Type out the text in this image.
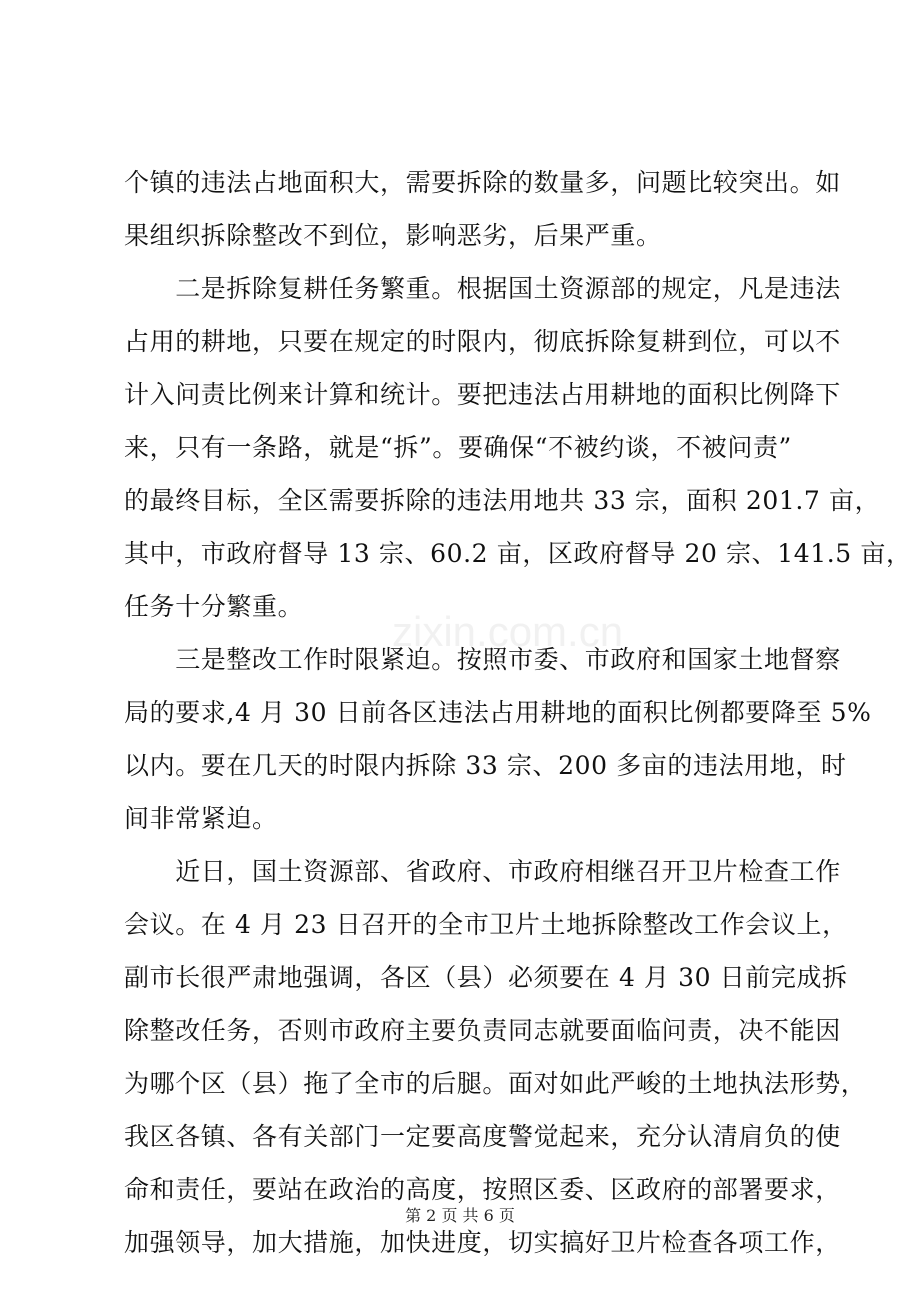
zixin.com.cn
个镇的违法占地面积大，需要拆除的数量多，问题比较突出。如
果组织拆除整改不到位，影响恶劣，后果严重。
　　二是拆除复耕任务繁重。根据国土资源部的规定，凡是违法
占用的耕地，只要在规定的时限内，彻底拆除复耕到位，可以不
计入问责比例来计算和统计。要把违法占用耕地的面积比例降下
来，只有一条路，就是“拆”。要确保“不被约谈，不被问责”
的最终目标，全区需要拆除的违法用地共 33 宗，面积 201.7 亩，
其中，市政府督导 13 宗、60.2 亩，区政府督导 20 宗、141.5 亩，
任务十分繁重。
　　三是整改工作时限紧迫。按照市委、市政府和国家土地督察
局的要求,4 月 30 日前各区违法占用耕地的面积比例都要降至 5%
以内。要在几天的时限内拆除 33 宗、200 多亩的违法用地，时
间非常紧迫。
　　近日，国土资源部、省政府、市政府相继召开卫片检查工作
会议。在 4 月 23 日召开的全市卫片土地拆除整改工作会议上，
副市长很严肃地强调，各区（县）必须要在 4 月 30 日前完成拆
除整改任务，否则市政府主要负责同志就要面临问责，决不能因
为哪个区（县）拖了全市的后腿。面对如此严峻的土地执法形势，
我区各镇、各有关部门一定要高度警觉起来，充分认清肩负的使
命和责任，要站在政治的高度，按照区委、区政府的部署要求，
加强领导，加大措施，加快进度，切实搞好卫片检查各项工作，
第 2 页 共 6 页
============
● Stated problem: Set the data above down again exactly as given, with no pictures.

● Answer to the exercise:
Type out the text in this image.
zixin.com.cn
个镇的违法占地面积大，需要拆除的数量多，问题比较突出。如
果组织拆除整改不到位，影响恶劣，后果严重。
　　二是拆除复耕任务繁重。根据国土资源部的规定，凡是违法
占用的耕地，只要在规定的时限内，彻底拆除复耕到位，可以不
计入问责比例来计算和统计。要把违法占用耕地的面积比例降下
来，只有一条路，就是“拆”。要确保“不被约谈，不被问责”
的最终目标，全区需要拆除的违法用地共 33 宗，面积 201.7 亩，
其中，市政府督导 13 宗、60.2 亩，区政府督导 20 宗、141.5 亩，
任务十分繁重。
　　三是整改工作时限紧迫。按照市委、市政府和国家土地督察
局的要求,4 月 30 日前各区违法占用耕地的面积比例都要降至 5%
以内。要在几天的时限内拆除 33 宗、200 多亩的违法用地，时
间非常紧迫。
　　近日，国土资源部、省政府、市政府相继召开卫片检查工作
会议。在 4 月 23 日召开的全市卫片土地拆除整改工作会议上，
副市长很严肃地强调，各区（县）必须要在 4 月 30 日前完成拆
除整改任务，否则市政府主要负责同志就要面临问责，决不能因
为哪个区（县）拖了全市的后腿。面对如此严峻的土地执法形势，
我区各镇、各有关部门一定要高度警觉起来，充分认清肩负的使
命和责任，要站在政治的高度，按照区委、区政府的部署要求，
加强领导，加大措施，加快进度，切实搞好卫片检查各项工作，
第 2 页 共 6 页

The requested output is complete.